» The exercise
Report every line below that holds the word "режектор".

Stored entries
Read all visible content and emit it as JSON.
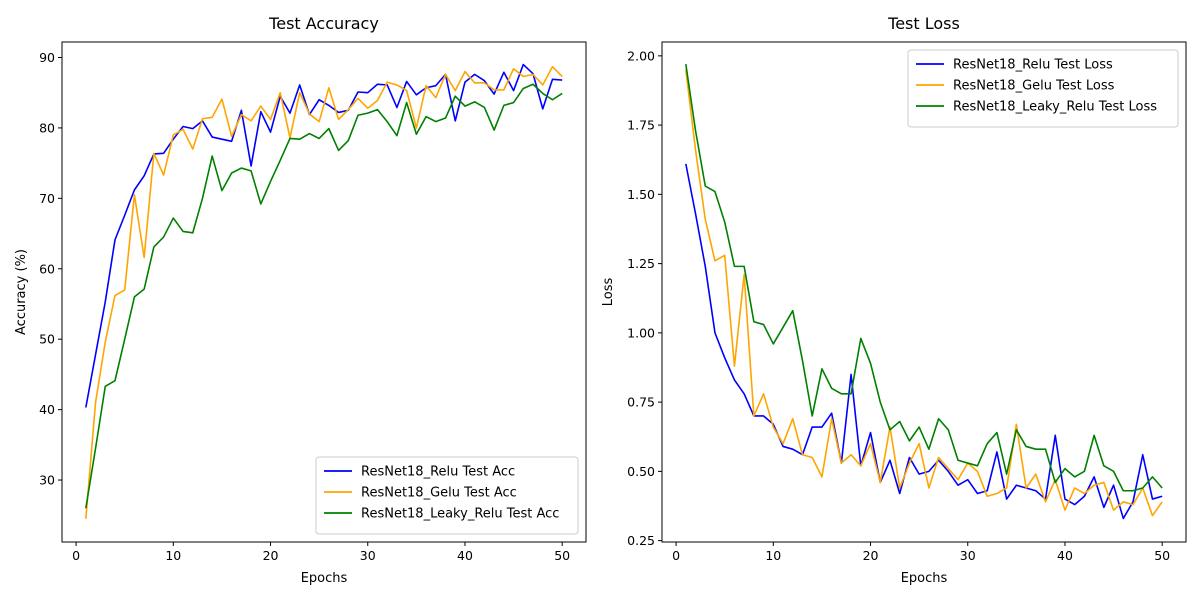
{
  "chart_data": [
    {
      "type": "line",
      "title": "Test Accuracy",
      "xlabel": "Epochs",
      "ylabel": "Accuracy (%)",
      "xlim": [
        -1.45,
        52.45
      ],
      "ylim": [
        21.2,
        92.2
      ],
      "xticks": [
        0,
        10,
        20,
        30,
        40,
        50
      ],
      "yticks": [
        30,
        40,
        50,
        60,
        70,
        80,
        90
      ],
      "legend_position": "lower-right",
      "grid": false,
      "x": [
        1,
        2,
        3,
        4,
        5,
        6,
        7,
        8,
        9,
        10,
        11,
        12,
        13,
        14,
        15,
        16,
        17,
        18,
        19,
        20,
        21,
        22,
        23,
        24,
        25,
        26,
        27,
        28,
        29,
        30,
        31,
        32,
        33,
        34,
        35,
        36,
        37,
        38,
        39,
        40,
        41,
        42,
        43,
        44,
        45,
        46,
        47,
        48,
        49,
        50
      ],
      "series": [
        {
          "name": "ResNet18_Relu Test Acc",
          "color": "#0000ff",
          "values": [
            40.3,
            47.8,
            55.3,
            64.1,
            67.6,
            71.2,
            73.2,
            76.3,
            76.4,
            78.4,
            80.2,
            79.9,
            81.0,
            78.7,
            78.4,
            78.1,
            82.5,
            74.6,
            82.3,
            79.4,
            84.5,
            82.1,
            86.1,
            81.9,
            84.0,
            83.2,
            82.2,
            82.5,
            85.1,
            85.0,
            86.2,
            86.1,
            82.9,
            86.6,
            84.7,
            85.7,
            86.0,
            87.6,
            81.0,
            86.5,
            87.6,
            86.7,
            84.8,
            87.9,
            85.3,
            89.0,
            87.7,
            82.7,
            86.9,
            86.8
          ]
        },
        {
          "name": "ResNet18_Gelu Test Acc",
          "color": "#ffa500",
          "values": [
            24.5,
            41.0,
            49.6,
            56.2,
            57.0,
            70.5,
            61.6,
            76.4,
            73.3,
            79.0,
            79.8,
            77.0,
            81.3,
            81.5,
            84.1,
            78.8,
            81.9,
            81.0,
            83.1,
            81.2,
            85.0,
            78.6,
            85.0,
            82.0,
            80.9,
            85.7,
            81.2,
            82.6,
            84.2,
            82.8,
            83.9,
            86.5,
            86.1,
            85.3,
            80.0,
            86.0,
            84.3,
            87.6,
            85.3,
            88.0,
            86.4,
            86.4,
            85.4,
            85.4,
            88.4,
            87.3,
            87.6,
            86.1,
            88.7,
            87.3
          ]
        },
        {
          "name": "ResNet18_Leaky_Relu Test Acc",
          "color": "#008000",
          "values": [
            26.0,
            34.5,
            43.3,
            44.1,
            50.0,
            56.0,
            57.1,
            63.1,
            64.5,
            67.2,
            65.3,
            65.1,
            70.0,
            76.0,
            71.1,
            73.6,
            74.3,
            73.9,
            69.2,
            72.4,
            75.4,
            78.5,
            78.4,
            79.2,
            78.5,
            79.9,
            76.8,
            78.2,
            81.8,
            82.1,
            82.6,
            80.9,
            78.9,
            83.6,
            79.1,
            81.6,
            80.9,
            81.4,
            84.5,
            83.1,
            83.7,
            82.9,
            79.7,
            83.2,
            83.6,
            85.6,
            86.2,
            84.9,
            84.0,
            84.9
          ]
        }
      ]
    },
    {
      "type": "line",
      "title": "Test Loss",
      "xlabel": "Epochs",
      "ylabel": "Loss",
      "xlim": [
        -1.45,
        52.45
      ],
      "ylim": [
        0.245,
        2.05
      ],
      "xticks": [
        0,
        10,
        20,
        30,
        40,
        50
      ],
      "yticks": [
        0.25,
        0.5,
        0.75,
        1.0,
        1.25,
        1.5,
        1.75,
        2.0
      ],
      "ytick_format": "2",
      "legend_position": "top-right",
      "grid": false,
      "x": [
        1,
        2,
        3,
        4,
        5,
        6,
        7,
        8,
        9,
        10,
        11,
        12,
        13,
        14,
        15,
        16,
        17,
        18,
        19,
        20,
        21,
        22,
        23,
        24,
        25,
        26,
        27,
        28,
        29,
        30,
        31,
        32,
        33,
        34,
        35,
        36,
        37,
        38,
        39,
        40,
        41,
        42,
        43,
        44,
        45,
        46,
        47,
        48,
        49,
        50
      ],
      "series": [
        {
          "name": "ResNet18_Relu Test Loss",
          "color": "#0000ff",
          "values": [
            1.61,
            1.43,
            1.24,
            1.0,
            0.91,
            0.83,
            0.78,
            0.7,
            0.7,
            0.67,
            0.59,
            0.58,
            0.56,
            0.66,
            0.66,
            0.71,
            0.53,
            0.85,
            0.52,
            0.64,
            0.46,
            0.54,
            0.42,
            0.55,
            0.49,
            0.5,
            0.54,
            0.5,
            0.45,
            0.47,
            0.42,
            0.43,
            0.57,
            0.4,
            0.45,
            0.44,
            0.43,
            0.4,
            0.63,
            0.4,
            0.38,
            0.41,
            0.48,
            0.37,
            0.45,
            0.33,
            0.39,
            0.56,
            0.4,
            0.41
          ]
        },
        {
          "name": "ResNet18_Gelu Test Loss",
          "color": "#ffa500",
          "values": [
            1.95,
            1.66,
            1.41,
            1.26,
            1.28,
            0.88,
            1.21,
            0.7,
            0.78,
            0.66,
            0.6,
            0.69,
            0.56,
            0.55,
            0.48,
            0.69,
            0.53,
            0.56,
            0.52,
            0.6,
            0.46,
            0.66,
            0.44,
            0.53,
            0.6,
            0.44,
            0.55,
            0.51,
            0.47,
            0.53,
            0.5,
            0.41,
            0.42,
            0.44,
            0.67,
            0.44,
            0.49,
            0.39,
            0.47,
            0.36,
            0.44,
            0.42,
            0.45,
            0.46,
            0.36,
            0.39,
            0.38,
            0.44,
            0.34,
            0.39
          ]
        },
        {
          "name": "ResNet18_Leaky_Relu Test Loss",
          "color": "#008000",
          "values": [
            1.97,
            1.73,
            1.53,
            1.51,
            1.4,
            1.24,
            1.24,
            1.04,
            1.03,
            0.96,
            1.02,
            1.08,
            0.9,
            0.7,
            0.87,
            0.8,
            0.78,
            0.78,
            0.98,
            0.89,
            0.75,
            0.65,
            0.68,
            0.61,
            0.66,
            0.58,
            0.69,
            0.65,
            0.54,
            0.53,
            0.52,
            0.6,
            0.64,
            0.49,
            0.65,
            0.59,
            0.58,
            0.58,
            0.46,
            0.51,
            0.48,
            0.5,
            0.63,
            0.52,
            0.5,
            0.43,
            0.43,
            0.44,
            0.48,
            0.44
          ]
        }
      ]
    }
  ]
}
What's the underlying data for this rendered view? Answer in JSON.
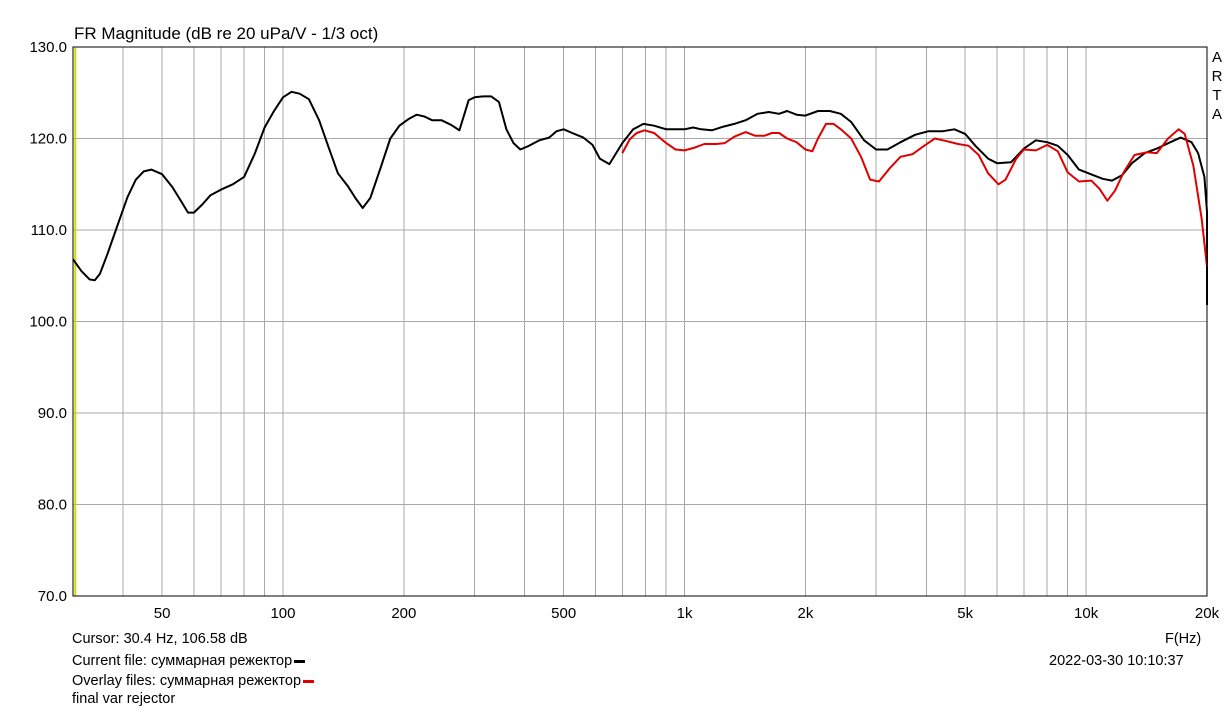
{
  "chart_data": {
    "type": "line",
    "title": "FR Magnitude (dB re 20 uPa/V - 1/3 oct)",
    "xlabel": "F(Hz)",
    "ylabel": "",
    "x_scale": "log",
    "xlim": [
      30,
      20000
    ],
    "ylim": [
      70,
      130
    ],
    "grid": true,
    "y_ticks": [
      "130.0",
      "120.0",
      "110.0",
      "100.0",
      "90.0",
      "80.0",
      "70.0"
    ],
    "x_ticks": [
      {
        "value": 50,
        "label": "50"
      },
      {
        "value": 100,
        "label": "100"
      },
      {
        "value": 200,
        "label": "200"
      },
      {
        "value": 500,
        "label": "500"
      },
      {
        "value": 1000,
        "label": "1k"
      },
      {
        "value": 2000,
        "label": "2k"
      },
      {
        "value": 5000,
        "label": "5k"
      },
      {
        "value": 10000,
        "label": "10k"
      },
      {
        "value": 20000,
        "label": "20k"
      }
    ],
    "cursor_freq": 30.4,
    "series": [
      {
        "name": "суммарная режектор",
        "color": "#000000",
        "points": [
          [
            30,
            106.8
          ],
          [
            31.5,
            105.5
          ],
          [
            33,
            104.6
          ],
          [
            34,
            104.5
          ],
          [
            35,
            105.2
          ],
          [
            36.5,
            107.3
          ],
          [
            38.5,
            110.2
          ],
          [
            41,
            113.6
          ],
          [
            43,
            115.5
          ],
          [
            45,
            116.4
          ],
          [
            47,
            116.6
          ],
          [
            50,
            116.1
          ],
          [
            53,
            114.7
          ],
          [
            56,
            113.0
          ],
          [
            58,
            111.9
          ],
          [
            60,
            111.9
          ],
          [
            63,
            112.8
          ],
          [
            66,
            113.8
          ],
          [
            70,
            114.4
          ],
          [
            75,
            115.0
          ],
          [
            80,
            115.8
          ],
          [
            85,
            118.3
          ],
          [
            90,
            121.2
          ],
          [
            95,
            123.0
          ],
          [
            100,
            124.5
          ],
          [
            105,
            125.1
          ],
          [
            110,
            124.9
          ],
          [
            116,
            124.3
          ],
          [
            123,
            122.0
          ],
          [
            130,
            119.0
          ],
          [
            137,
            116.2
          ],
          [
            145,
            114.8
          ],
          [
            152,
            113.4
          ],
          [
            158,
            112.4
          ],
          [
            165,
            113.5
          ],
          [
            175,
            116.8
          ],
          [
            185,
            120.0
          ],
          [
            195,
            121.4
          ],
          [
            205,
            122.1
          ],
          [
            215,
            122.6
          ],
          [
            225,
            122.4
          ],
          [
            235,
            122.0
          ],
          [
            248,
            122.0
          ],
          [
            262,
            121.5
          ],
          [
            275,
            120.9
          ],
          [
            290,
            124.2
          ],
          [
            300,
            124.5
          ],
          [
            315,
            124.6
          ],
          [
            330,
            124.6
          ],
          [
            345,
            124.0
          ],
          [
            360,
            121.0
          ],
          [
            375,
            119.5
          ],
          [
            390,
            118.8
          ],
          [
            410,
            119.2
          ],
          [
            435,
            119.8
          ],
          [
            460,
            120.1
          ],
          [
            480,
            120.8
          ],
          [
            500,
            121.0
          ],
          [
            525,
            120.6
          ],
          [
            560,
            120.1
          ],
          [
            590,
            119.3
          ],
          [
            615,
            117.8
          ],
          [
            650,
            117.2
          ],
          [
            700,
            119.5
          ],
          [
            745,
            121.0
          ],
          [
            790,
            121.6
          ],
          [
            840,
            121.4
          ],
          [
            900,
            121.0
          ],
          [
            950,
            121.0
          ],
          [
            1000,
            121.0
          ],
          [
            1050,
            121.2
          ],
          [
            1100,
            121.0
          ],
          [
            1170,
            120.9
          ],
          [
            1250,
            121.3
          ],
          [
            1330,
            121.6
          ],
          [
            1420,
            122.0
          ],
          [
            1520,
            122.7
          ],
          [
            1620,
            122.9
          ],
          [
            1720,
            122.7
          ],
          [
            1800,
            123.0
          ],
          [
            1900,
            122.6
          ],
          [
            2000,
            122.5
          ],
          [
            2150,
            123.0
          ],
          [
            2300,
            123.0
          ],
          [
            2450,
            122.7
          ],
          [
            2600,
            121.8
          ],
          [
            2800,
            119.8
          ],
          [
            3000,
            118.8
          ],
          [
            3200,
            118.8
          ],
          [
            3450,
            119.6
          ],
          [
            3750,
            120.4
          ],
          [
            4050,
            120.8
          ],
          [
            4400,
            120.8
          ],
          [
            4700,
            121.0
          ],
          [
            5000,
            120.5
          ],
          [
            5300,
            119.2
          ],
          [
            5700,
            117.8
          ],
          [
            6000,
            117.3
          ],
          [
            6500,
            117.4
          ],
          [
            7000,
            118.9
          ],
          [
            7500,
            119.8
          ],
          [
            8000,
            119.6
          ],
          [
            8500,
            119.2
          ],
          [
            9000,
            118.2
          ],
          [
            9600,
            116.6
          ],
          [
            10400,
            116.0
          ],
          [
            11000,
            115.6
          ],
          [
            11600,
            115.4
          ],
          [
            12300,
            116.0
          ],
          [
            13000,
            117.3
          ],
          [
            14000,
            118.4
          ],
          [
            15000,
            118.9
          ],
          [
            16200,
            119.6
          ],
          [
            17200,
            120.1
          ],
          [
            18300,
            119.6
          ],
          [
            19000,
            118.4
          ],
          [
            19700,
            115.8
          ],
          [
            20000,
            112.0
          ],
          [
            20000,
            101.8
          ]
        ]
      },
      {
        "name": "суммарная режектор",
        "color": "#e00000",
        "points": [
          [
            700,
            118.4
          ],
          [
            730,
            119.9
          ],
          [
            760,
            120.6
          ],
          [
            795,
            120.9
          ],
          [
            840,
            120.6
          ],
          [
            900,
            119.5
          ],
          [
            950,
            118.8
          ],
          [
            1000,
            118.7
          ],
          [
            1060,
            119.0
          ],
          [
            1120,
            119.4
          ],
          [
            1200,
            119.4
          ],
          [
            1260,
            119.5
          ],
          [
            1330,
            120.2
          ],
          [
            1420,
            120.7
          ],
          [
            1500,
            120.3
          ],
          [
            1580,
            120.3
          ],
          [
            1650,
            120.6
          ],
          [
            1720,
            120.6
          ],
          [
            1800,
            120.0
          ],
          [
            1900,
            119.6
          ],
          [
            2000,
            118.8
          ],
          [
            2080,
            118.6
          ],
          [
            2150,
            120.0
          ],
          [
            2250,
            121.6
          ],
          [
            2350,
            121.6
          ],
          [
            2450,
            121.0
          ],
          [
            2600,
            120.0
          ],
          [
            2750,
            118.0
          ],
          [
            2900,
            115.5
          ],
          [
            3050,
            115.3
          ],
          [
            3250,
            116.8
          ],
          [
            3450,
            118.0
          ],
          [
            3700,
            118.3
          ],
          [
            3950,
            119.2
          ],
          [
            4200,
            120.0
          ],
          [
            4500,
            119.7
          ],
          [
            4800,
            119.4
          ],
          [
            5100,
            119.2
          ],
          [
            5400,
            118.2
          ],
          [
            5700,
            116.2
          ],
          [
            6050,
            115.0
          ],
          [
            6300,
            115.5
          ],
          [
            6700,
            117.8
          ],
          [
            7000,
            118.8
          ],
          [
            7500,
            118.7
          ],
          [
            8000,
            119.3
          ],
          [
            8500,
            118.6
          ],
          [
            9000,
            116.3
          ],
          [
            9600,
            115.3
          ],
          [
            10300,
            115.4
          ],
          [
            10800,
            114.5
          ],
          [
            11300,
            113.2
          ],
          [
            11800,
            114.3
          ],
          [
            12400,
            116.3
          ],
          [
            13200,
            118.2
          ],
          [
            14200,
            118.5
          ],
          [
            15000,
            118.4
          ],
          [
            16000,
            120.0
          ],
          [
            17000,
            121.0
          ],
          [
            17600,
            120.5
          ],
          [
            18500,
            117.0
          ],
          [
            19400,
            111.2
          ],
          [
            20000,
            106.0
          ]
        ]
      }
    ]
  },
  "footer": {
    "cursor": "Cursor: 30.4 Hz, 106.58 dB",
    "current_file": "Current file: суммарная режектор",
    "overlay_files": "Overlay files: суммарная режектор",
    "overlay_file_2": "final var rejector",
    "x_unit": "F(Hz)",
    "timestamp": "2022-03-30  10:10:37"
  },
  "watermark": [
    "A",
    "R",
    "T",
    "A"
  ],
  "colors": {
    "current": "#000000",
    "overlay": "#e00000",
    "cursor": "#d8d800",
    "grid": "#a8a8a8",
    "frame": "#000000"
  }
}
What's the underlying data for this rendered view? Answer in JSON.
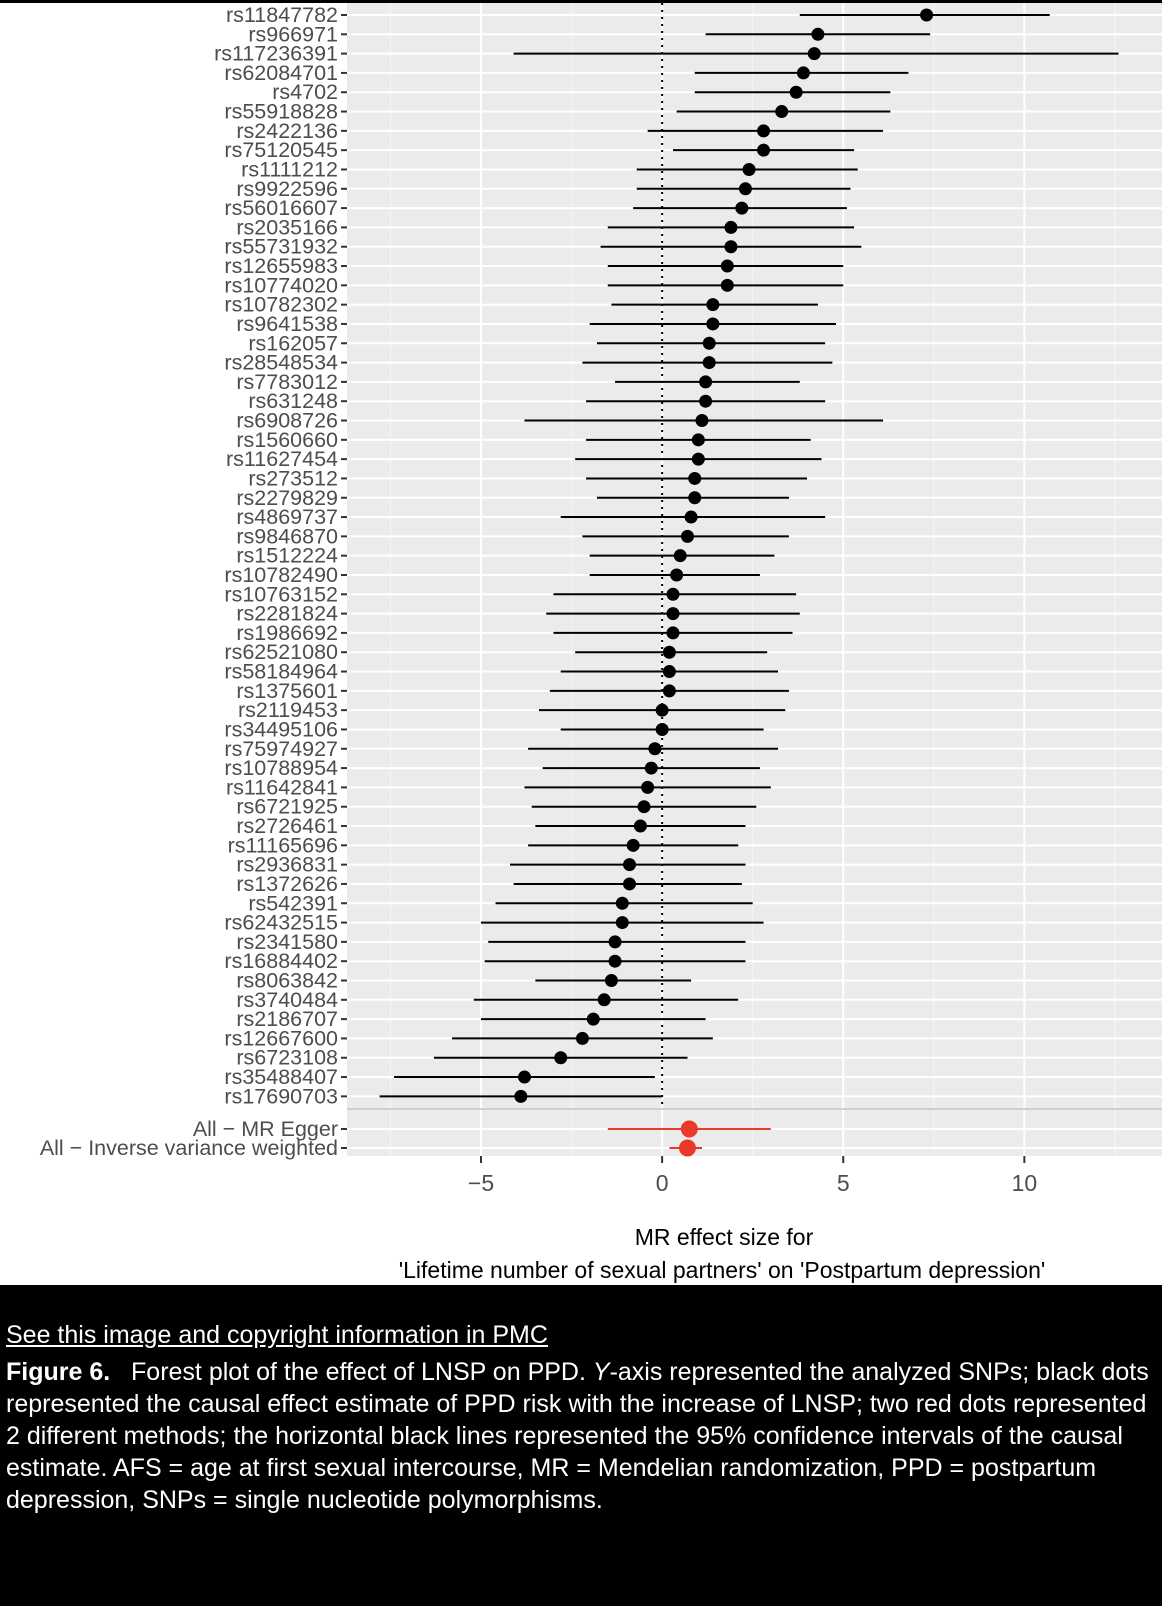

» The solution
        "name": "суммарная режектор",
        "name": "суммарная режектор",
    "current_file": "Current file: суммарная режектор",
    "overlay_files": "Overlay files: суммарная режектор",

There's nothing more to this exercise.